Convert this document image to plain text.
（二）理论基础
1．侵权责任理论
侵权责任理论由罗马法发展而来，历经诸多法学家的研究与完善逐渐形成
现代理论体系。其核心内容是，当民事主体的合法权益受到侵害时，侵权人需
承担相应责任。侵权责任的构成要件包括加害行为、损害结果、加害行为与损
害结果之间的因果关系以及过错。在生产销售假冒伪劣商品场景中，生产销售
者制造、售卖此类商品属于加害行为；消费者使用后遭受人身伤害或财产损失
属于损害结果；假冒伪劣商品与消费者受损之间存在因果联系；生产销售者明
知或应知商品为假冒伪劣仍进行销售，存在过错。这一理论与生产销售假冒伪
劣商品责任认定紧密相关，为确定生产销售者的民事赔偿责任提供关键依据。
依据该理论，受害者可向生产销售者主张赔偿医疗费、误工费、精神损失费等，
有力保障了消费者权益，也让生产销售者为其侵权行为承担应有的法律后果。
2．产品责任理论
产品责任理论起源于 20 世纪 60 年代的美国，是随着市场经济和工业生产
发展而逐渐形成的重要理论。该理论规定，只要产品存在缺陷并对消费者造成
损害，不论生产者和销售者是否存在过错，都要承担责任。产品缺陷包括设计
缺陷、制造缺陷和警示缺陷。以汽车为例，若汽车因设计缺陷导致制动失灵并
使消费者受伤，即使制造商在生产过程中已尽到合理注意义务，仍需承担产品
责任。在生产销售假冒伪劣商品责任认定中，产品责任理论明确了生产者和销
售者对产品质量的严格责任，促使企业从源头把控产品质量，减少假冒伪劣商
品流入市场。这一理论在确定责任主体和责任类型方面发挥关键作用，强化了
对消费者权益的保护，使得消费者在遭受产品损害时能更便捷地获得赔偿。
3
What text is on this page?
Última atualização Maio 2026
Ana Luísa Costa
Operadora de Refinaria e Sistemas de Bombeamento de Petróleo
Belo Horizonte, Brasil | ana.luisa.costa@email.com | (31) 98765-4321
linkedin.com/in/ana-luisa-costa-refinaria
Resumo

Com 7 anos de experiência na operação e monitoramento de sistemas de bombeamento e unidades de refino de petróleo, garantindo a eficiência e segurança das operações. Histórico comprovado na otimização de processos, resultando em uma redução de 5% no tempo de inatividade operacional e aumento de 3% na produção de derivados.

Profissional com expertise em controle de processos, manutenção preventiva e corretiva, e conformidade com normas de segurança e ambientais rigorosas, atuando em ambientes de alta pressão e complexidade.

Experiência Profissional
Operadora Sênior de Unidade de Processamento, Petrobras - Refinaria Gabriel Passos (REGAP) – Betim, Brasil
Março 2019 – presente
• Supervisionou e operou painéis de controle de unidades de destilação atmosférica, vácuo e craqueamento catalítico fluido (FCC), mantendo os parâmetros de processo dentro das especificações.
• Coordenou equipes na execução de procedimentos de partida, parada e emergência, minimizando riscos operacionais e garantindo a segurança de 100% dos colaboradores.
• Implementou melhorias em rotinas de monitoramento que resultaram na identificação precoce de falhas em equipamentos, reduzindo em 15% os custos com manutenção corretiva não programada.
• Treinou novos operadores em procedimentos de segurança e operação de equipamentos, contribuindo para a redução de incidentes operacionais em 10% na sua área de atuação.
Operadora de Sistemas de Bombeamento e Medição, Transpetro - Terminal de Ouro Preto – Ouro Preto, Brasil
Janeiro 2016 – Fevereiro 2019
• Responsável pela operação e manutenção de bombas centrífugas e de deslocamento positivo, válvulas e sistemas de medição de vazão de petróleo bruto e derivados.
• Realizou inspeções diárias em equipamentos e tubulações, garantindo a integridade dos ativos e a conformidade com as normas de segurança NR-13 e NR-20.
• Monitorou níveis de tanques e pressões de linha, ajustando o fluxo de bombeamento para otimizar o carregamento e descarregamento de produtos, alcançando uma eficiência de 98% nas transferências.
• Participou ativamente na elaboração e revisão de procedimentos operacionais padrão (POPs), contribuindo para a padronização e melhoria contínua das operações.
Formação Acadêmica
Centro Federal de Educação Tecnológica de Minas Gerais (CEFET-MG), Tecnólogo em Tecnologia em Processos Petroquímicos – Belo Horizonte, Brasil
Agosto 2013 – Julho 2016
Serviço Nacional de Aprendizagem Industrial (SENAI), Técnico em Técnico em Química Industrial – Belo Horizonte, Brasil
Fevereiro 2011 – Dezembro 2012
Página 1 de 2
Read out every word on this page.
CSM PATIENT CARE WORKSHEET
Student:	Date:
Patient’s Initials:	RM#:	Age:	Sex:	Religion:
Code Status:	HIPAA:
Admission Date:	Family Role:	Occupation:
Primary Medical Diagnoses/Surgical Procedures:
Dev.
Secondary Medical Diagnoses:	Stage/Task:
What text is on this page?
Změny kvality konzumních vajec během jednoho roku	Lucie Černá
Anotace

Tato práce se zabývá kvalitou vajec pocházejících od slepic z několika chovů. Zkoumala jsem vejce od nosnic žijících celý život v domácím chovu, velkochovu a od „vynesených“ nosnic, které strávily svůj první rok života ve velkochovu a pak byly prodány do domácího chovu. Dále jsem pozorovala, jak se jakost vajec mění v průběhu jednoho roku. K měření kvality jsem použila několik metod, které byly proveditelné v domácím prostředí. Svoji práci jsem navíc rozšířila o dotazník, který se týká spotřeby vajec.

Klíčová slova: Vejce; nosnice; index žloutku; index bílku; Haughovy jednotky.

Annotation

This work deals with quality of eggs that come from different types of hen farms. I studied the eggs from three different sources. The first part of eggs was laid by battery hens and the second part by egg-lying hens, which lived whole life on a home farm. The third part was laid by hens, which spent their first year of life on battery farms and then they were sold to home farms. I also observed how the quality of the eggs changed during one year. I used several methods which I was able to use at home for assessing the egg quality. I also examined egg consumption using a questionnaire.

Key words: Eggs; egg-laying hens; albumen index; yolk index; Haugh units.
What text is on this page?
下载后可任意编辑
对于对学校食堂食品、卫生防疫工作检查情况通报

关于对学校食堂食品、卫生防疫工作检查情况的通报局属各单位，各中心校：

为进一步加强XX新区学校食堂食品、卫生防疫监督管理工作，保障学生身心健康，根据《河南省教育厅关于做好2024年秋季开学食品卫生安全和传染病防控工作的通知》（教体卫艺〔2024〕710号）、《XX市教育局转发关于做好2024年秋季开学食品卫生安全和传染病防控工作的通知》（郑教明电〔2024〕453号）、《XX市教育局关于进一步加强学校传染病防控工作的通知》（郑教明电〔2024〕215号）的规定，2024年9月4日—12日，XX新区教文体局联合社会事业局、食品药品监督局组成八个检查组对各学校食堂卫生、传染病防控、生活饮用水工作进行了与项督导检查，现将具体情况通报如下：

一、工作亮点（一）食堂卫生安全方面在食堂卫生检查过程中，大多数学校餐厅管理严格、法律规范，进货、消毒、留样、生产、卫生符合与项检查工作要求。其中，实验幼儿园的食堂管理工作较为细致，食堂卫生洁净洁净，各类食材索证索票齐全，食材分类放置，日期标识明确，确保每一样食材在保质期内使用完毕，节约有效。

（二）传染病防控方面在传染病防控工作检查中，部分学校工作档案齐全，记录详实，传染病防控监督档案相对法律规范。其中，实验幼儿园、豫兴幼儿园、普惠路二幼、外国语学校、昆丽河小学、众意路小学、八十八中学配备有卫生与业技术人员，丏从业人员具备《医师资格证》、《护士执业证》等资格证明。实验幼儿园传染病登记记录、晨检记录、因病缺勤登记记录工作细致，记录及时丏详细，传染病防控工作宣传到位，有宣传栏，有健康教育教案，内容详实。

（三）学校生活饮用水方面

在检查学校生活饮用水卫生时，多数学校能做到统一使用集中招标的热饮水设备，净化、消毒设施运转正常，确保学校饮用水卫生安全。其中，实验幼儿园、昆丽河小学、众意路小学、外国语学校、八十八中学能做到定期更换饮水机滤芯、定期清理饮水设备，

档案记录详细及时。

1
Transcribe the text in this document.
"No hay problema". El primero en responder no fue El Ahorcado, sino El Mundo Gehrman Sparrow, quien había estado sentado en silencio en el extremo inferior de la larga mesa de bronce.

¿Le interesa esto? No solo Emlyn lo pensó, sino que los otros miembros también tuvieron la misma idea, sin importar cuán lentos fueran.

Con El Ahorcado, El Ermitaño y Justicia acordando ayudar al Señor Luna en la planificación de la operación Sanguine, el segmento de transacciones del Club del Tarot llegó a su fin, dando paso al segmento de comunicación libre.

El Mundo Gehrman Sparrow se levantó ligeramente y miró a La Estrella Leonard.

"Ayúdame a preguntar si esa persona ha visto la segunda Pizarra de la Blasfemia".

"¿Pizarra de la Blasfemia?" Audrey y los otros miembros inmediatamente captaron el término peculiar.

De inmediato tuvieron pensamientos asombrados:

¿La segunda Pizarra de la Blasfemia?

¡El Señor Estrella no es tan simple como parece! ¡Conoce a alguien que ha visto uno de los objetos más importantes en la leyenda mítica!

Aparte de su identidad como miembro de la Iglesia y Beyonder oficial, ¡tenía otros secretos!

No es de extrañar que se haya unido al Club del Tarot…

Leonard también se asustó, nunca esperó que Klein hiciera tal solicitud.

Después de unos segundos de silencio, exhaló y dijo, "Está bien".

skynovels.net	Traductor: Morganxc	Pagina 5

* _GOAL OF THE EXERCISE_
Scan the material for lines with the word "visto", and copy each line you find.

* _FINISHED EXERCISE_
"Ayúdame a preguntar si esa persona ha visto la segunda Pizarra de la Blasfemia".
¡El Señor Estrella no es tan simple como parece! ¡Conoce a alguien que ha visto uno de los objetos más importantes en la leyenda mítica!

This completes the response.